- [Requirements]:
From the entries below, extract every line that includes the word "phase".

======== Dataset extract ========

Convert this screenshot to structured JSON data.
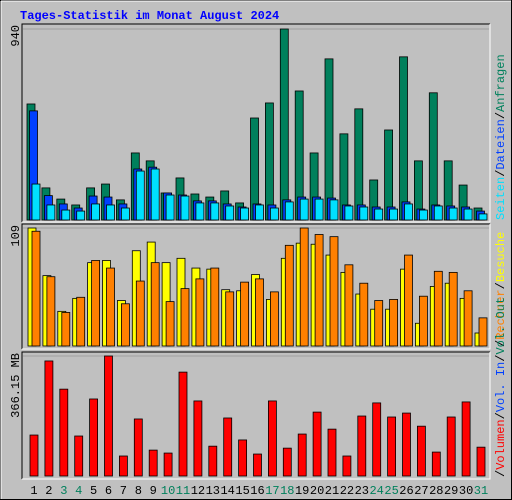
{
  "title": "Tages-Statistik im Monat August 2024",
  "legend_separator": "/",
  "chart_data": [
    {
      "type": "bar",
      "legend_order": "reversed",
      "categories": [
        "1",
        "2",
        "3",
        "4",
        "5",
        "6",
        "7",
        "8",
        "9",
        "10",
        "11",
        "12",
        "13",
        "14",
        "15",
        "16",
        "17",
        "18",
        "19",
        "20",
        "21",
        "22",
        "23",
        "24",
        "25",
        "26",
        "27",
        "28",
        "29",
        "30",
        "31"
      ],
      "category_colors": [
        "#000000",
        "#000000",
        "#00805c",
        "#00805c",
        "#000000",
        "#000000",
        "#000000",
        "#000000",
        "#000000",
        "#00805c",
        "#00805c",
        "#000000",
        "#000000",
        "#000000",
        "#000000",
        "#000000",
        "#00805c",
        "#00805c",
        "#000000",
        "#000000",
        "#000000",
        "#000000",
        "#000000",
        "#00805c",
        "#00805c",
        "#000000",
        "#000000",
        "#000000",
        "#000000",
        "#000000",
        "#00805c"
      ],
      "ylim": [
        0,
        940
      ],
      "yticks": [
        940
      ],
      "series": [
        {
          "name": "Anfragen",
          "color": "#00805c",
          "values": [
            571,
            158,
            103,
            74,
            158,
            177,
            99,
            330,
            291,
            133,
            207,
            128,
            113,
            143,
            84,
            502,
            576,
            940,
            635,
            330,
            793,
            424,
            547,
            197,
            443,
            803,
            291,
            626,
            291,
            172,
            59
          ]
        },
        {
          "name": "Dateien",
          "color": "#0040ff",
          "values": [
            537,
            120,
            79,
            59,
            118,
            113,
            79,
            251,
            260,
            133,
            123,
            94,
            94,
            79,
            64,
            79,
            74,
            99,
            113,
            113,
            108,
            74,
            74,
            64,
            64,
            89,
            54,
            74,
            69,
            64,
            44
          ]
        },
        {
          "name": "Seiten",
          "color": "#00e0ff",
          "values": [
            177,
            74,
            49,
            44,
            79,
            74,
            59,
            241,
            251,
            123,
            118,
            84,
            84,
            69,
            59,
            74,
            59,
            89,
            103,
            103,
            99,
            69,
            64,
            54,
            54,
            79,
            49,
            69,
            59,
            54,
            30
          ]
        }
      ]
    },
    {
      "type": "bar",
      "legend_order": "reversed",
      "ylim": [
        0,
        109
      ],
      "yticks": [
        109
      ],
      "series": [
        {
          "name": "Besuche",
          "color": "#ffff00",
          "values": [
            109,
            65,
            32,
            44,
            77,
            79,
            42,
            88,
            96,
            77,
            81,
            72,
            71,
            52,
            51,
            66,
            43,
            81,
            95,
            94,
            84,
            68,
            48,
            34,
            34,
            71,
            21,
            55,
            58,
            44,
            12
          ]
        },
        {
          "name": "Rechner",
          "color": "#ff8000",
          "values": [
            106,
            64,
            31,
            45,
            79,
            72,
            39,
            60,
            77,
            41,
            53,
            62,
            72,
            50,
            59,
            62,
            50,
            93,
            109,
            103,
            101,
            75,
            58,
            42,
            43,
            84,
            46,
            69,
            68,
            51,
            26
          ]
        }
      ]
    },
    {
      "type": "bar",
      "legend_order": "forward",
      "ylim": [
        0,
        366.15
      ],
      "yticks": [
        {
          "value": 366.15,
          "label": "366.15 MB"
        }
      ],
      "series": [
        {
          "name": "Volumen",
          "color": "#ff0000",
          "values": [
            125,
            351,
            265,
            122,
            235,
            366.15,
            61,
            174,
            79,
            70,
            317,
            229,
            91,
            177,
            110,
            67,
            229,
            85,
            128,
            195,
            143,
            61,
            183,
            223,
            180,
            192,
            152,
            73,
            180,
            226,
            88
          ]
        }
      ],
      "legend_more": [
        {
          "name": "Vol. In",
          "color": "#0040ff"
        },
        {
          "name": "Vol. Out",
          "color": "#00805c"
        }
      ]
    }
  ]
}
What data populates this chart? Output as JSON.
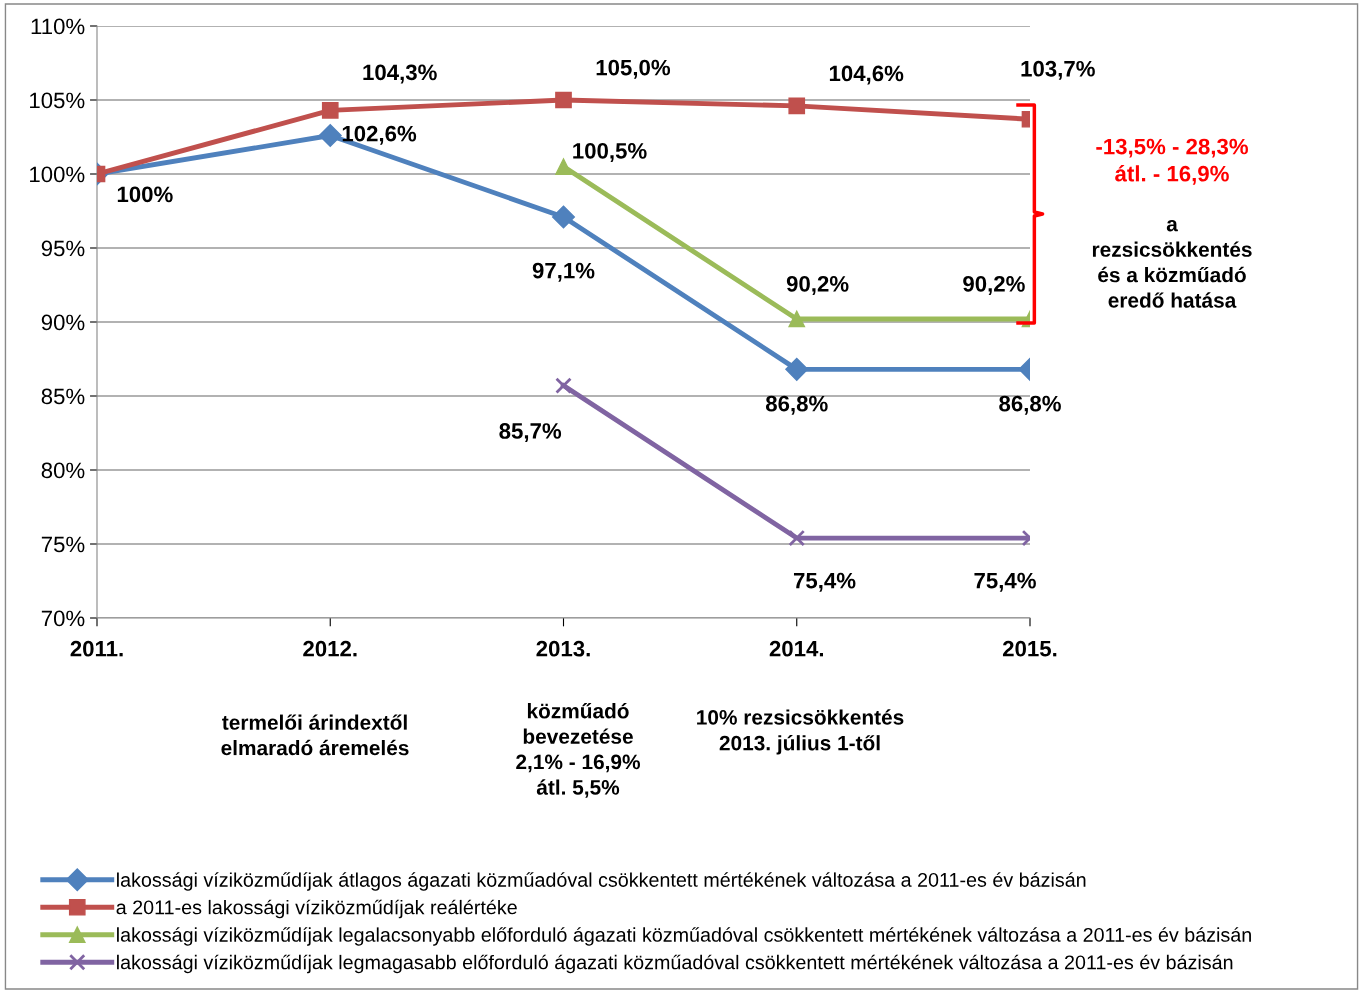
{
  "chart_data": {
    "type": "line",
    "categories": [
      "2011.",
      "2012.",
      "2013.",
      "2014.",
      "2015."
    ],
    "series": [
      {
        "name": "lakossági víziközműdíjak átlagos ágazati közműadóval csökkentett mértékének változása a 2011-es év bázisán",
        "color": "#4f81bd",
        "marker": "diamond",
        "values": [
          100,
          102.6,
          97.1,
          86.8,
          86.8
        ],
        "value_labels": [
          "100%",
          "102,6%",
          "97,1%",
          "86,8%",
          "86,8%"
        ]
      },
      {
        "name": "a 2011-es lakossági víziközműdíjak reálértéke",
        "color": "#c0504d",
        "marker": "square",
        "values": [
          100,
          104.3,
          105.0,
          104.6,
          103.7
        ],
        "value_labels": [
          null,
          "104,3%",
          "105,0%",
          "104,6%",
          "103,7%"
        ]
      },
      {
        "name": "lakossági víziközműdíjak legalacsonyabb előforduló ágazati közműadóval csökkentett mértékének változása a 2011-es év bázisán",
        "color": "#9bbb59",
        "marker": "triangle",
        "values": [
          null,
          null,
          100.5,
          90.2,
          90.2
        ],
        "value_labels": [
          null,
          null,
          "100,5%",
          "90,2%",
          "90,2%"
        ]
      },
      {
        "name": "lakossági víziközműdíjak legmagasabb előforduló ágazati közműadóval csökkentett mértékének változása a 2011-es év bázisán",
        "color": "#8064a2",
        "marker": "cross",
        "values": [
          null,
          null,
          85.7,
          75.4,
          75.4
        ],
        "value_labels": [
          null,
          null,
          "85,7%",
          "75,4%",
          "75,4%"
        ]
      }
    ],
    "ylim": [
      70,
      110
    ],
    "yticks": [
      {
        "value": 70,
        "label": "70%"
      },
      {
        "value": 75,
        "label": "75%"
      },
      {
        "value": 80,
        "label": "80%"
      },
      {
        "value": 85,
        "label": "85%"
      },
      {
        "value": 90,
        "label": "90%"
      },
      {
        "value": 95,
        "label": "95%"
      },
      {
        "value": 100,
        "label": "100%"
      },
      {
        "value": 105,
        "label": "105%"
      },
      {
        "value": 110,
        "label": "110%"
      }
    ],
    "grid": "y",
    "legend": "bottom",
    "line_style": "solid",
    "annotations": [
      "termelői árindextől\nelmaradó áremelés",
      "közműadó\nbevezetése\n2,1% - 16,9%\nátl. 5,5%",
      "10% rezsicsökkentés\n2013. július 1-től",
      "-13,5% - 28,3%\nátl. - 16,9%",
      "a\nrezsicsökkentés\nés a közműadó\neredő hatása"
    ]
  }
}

========
======== Dataset extract ========

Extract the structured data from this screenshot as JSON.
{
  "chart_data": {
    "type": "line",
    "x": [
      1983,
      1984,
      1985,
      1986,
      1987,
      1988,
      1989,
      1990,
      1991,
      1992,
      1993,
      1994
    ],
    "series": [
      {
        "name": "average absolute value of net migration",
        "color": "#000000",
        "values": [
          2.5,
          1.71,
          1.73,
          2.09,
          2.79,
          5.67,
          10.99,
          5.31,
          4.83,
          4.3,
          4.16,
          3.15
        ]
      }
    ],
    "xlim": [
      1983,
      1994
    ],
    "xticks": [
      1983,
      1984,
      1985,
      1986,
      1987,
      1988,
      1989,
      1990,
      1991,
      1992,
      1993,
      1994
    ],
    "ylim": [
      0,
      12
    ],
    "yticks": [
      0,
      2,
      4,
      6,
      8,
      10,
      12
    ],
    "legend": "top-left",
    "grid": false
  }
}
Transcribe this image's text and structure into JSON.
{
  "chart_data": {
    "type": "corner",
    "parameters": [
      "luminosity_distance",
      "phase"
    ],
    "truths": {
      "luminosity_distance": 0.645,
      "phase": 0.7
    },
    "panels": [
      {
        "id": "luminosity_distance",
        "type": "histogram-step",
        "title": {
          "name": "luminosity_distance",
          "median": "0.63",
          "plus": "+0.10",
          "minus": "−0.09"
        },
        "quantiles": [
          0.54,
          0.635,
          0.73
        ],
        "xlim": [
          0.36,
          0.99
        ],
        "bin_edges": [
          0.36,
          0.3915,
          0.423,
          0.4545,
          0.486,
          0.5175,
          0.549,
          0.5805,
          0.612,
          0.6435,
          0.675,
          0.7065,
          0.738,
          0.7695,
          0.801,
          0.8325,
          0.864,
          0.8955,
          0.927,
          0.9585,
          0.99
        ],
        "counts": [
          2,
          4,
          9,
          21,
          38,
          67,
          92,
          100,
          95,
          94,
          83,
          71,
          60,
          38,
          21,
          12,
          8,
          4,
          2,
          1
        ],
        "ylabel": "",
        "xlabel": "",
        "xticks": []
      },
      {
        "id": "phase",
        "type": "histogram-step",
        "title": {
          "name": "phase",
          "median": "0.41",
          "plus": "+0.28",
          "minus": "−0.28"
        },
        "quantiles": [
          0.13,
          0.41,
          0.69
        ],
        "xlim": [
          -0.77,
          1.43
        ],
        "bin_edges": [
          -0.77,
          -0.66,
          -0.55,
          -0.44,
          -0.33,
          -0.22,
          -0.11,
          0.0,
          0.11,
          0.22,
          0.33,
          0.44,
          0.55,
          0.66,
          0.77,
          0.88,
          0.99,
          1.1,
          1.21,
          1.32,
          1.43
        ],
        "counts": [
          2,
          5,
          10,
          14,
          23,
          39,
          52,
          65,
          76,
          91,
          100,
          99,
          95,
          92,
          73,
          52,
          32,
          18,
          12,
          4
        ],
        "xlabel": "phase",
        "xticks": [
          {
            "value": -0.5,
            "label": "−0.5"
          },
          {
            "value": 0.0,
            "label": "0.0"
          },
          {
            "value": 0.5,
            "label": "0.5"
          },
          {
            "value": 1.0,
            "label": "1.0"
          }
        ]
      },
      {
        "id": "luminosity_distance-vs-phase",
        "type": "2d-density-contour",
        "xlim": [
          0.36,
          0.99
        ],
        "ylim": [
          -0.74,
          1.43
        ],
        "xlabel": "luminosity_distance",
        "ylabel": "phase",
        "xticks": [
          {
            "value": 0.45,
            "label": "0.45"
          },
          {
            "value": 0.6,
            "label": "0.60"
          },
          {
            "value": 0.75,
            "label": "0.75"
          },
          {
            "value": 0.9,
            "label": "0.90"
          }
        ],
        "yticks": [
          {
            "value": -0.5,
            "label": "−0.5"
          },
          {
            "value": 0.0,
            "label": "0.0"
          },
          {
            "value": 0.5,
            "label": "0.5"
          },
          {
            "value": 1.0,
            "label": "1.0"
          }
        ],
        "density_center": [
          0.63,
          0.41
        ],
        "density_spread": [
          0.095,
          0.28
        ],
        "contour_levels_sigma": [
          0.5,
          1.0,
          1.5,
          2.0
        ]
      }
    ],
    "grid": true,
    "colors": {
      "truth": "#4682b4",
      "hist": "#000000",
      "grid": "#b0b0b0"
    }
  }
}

========

- [Written reply]:
      "phase"
      "phase": 0.7
        "id": "phase",
          "name": "phase",
        "xlabel": "phase",
        "id": "luminosity_distance-vs-phase",
        "ylabel": "phase",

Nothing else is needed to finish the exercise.